Figure contents as structured data:
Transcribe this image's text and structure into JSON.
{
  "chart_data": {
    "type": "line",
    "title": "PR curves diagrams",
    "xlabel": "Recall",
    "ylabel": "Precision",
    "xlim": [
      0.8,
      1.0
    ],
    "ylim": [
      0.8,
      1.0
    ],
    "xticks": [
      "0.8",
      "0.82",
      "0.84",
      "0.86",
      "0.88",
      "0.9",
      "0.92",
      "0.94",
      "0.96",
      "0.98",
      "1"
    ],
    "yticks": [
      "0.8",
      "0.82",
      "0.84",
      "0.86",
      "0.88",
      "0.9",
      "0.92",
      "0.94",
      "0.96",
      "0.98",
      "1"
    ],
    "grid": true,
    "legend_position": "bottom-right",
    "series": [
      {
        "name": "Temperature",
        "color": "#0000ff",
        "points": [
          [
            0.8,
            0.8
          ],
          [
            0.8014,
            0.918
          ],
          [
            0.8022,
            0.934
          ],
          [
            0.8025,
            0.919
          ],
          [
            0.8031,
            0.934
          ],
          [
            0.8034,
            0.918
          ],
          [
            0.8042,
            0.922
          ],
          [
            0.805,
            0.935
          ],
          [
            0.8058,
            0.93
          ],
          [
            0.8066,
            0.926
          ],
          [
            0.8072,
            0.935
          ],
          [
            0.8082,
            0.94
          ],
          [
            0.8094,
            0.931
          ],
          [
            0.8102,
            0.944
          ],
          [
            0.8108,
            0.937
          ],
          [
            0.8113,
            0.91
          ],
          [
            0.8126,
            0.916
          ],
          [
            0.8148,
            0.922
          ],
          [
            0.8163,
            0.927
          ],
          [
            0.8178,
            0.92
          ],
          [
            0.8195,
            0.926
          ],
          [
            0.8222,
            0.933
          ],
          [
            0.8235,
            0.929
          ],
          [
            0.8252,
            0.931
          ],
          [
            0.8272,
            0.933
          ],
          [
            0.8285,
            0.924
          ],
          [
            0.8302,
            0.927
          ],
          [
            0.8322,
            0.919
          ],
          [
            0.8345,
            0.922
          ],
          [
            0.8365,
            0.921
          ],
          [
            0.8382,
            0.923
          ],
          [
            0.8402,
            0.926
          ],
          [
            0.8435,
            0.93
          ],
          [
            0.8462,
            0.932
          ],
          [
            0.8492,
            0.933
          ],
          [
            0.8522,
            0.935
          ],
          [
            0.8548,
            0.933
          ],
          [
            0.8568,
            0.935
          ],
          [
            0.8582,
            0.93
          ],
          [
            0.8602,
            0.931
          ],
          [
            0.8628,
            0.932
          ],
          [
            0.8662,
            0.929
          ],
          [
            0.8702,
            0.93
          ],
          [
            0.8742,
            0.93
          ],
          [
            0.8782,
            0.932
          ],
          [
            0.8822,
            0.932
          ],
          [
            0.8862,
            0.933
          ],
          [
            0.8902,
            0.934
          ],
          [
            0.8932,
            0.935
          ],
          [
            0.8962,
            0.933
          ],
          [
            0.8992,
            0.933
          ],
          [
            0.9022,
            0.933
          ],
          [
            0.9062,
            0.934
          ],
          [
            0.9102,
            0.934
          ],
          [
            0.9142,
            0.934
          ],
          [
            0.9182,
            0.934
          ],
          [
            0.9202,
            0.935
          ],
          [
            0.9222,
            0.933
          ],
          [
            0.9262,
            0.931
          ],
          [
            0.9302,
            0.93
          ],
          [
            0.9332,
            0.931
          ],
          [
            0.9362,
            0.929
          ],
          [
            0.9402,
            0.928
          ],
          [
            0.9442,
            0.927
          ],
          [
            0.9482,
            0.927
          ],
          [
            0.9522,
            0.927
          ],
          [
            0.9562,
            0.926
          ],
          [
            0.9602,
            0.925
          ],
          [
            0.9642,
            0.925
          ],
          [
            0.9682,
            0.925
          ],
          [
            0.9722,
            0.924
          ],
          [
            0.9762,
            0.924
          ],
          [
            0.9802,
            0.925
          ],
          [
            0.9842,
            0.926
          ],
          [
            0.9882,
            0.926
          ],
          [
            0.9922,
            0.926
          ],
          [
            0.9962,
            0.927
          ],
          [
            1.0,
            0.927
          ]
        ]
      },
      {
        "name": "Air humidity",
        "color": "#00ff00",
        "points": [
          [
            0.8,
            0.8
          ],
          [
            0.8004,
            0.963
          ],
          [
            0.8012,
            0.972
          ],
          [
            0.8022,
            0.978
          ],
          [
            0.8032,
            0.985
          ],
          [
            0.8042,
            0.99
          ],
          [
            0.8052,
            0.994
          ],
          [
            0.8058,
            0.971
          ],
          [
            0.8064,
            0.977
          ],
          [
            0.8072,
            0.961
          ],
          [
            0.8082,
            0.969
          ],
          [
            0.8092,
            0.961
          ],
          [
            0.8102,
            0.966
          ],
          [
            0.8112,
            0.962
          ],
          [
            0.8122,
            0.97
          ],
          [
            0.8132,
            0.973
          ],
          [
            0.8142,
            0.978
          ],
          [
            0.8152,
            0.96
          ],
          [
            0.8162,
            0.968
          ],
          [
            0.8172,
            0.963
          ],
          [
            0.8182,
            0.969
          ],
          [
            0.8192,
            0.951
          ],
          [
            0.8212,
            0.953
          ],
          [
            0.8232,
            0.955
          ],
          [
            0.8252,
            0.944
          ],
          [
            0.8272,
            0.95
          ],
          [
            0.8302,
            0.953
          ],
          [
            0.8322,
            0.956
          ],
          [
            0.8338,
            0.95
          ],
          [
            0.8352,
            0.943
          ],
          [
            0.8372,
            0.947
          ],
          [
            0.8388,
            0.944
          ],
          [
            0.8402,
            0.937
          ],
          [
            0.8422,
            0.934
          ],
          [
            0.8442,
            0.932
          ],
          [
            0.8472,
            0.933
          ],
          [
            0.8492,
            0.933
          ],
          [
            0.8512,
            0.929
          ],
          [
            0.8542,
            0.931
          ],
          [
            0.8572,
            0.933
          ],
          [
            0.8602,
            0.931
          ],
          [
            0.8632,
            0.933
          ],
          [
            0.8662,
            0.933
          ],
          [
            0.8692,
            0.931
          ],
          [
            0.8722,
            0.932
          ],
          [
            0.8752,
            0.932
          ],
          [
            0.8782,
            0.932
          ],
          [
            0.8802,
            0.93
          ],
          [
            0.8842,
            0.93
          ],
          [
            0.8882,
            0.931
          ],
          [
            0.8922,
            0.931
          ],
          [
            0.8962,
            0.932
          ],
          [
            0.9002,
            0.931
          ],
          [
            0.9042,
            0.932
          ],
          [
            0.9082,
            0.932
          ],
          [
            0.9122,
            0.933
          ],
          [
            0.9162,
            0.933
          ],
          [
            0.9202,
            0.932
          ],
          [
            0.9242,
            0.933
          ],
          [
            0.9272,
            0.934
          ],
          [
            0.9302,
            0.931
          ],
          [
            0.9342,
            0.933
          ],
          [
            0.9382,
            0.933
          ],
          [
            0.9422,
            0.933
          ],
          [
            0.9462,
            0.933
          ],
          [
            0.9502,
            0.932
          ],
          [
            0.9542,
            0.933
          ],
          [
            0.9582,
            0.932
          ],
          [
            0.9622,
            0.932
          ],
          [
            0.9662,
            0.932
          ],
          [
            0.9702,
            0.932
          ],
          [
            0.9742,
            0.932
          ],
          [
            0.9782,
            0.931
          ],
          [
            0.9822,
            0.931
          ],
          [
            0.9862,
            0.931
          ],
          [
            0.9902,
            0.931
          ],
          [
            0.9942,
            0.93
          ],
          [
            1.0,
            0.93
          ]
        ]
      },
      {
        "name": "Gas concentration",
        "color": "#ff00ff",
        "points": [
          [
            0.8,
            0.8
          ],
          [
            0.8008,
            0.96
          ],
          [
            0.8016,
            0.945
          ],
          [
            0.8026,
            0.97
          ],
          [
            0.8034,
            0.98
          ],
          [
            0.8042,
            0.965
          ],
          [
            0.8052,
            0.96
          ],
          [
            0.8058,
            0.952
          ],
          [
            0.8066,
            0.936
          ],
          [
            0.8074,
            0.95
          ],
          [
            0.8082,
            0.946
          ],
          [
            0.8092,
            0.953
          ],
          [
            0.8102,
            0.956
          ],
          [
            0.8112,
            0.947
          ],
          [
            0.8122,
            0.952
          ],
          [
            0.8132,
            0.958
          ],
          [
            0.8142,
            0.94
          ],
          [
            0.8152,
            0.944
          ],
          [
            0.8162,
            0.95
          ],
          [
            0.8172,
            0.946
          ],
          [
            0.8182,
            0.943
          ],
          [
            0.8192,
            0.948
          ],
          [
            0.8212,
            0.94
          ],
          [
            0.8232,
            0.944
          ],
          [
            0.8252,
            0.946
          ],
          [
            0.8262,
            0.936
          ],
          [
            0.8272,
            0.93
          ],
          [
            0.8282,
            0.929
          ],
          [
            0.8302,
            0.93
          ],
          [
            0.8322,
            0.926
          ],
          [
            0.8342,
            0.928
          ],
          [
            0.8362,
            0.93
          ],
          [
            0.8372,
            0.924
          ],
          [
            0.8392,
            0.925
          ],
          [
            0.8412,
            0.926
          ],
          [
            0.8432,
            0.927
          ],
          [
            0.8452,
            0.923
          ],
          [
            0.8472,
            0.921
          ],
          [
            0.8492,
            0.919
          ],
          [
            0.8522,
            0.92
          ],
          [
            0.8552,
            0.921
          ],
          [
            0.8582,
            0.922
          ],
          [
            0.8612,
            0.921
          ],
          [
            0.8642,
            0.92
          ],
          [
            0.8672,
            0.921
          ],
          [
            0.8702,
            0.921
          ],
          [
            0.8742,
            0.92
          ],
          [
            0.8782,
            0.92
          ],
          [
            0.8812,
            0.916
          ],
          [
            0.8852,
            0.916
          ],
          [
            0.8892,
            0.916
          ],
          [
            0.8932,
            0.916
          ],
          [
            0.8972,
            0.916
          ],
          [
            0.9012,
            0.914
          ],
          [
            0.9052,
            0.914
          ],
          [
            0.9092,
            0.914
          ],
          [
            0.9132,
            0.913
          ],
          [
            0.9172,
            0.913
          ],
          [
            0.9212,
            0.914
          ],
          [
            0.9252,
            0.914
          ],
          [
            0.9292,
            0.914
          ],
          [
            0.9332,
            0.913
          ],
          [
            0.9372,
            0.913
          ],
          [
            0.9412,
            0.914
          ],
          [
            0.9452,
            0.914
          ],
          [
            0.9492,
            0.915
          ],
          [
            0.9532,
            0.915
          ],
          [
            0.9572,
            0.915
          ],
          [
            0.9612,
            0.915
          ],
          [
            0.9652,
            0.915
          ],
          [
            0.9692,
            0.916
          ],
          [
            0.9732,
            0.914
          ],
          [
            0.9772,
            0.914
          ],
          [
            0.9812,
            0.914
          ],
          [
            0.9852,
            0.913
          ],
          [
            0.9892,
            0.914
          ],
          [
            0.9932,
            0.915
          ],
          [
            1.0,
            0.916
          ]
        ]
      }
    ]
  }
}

Problem =>
Only a number is wanted: how many lines of the data above contain "color"?

Correct result =>
3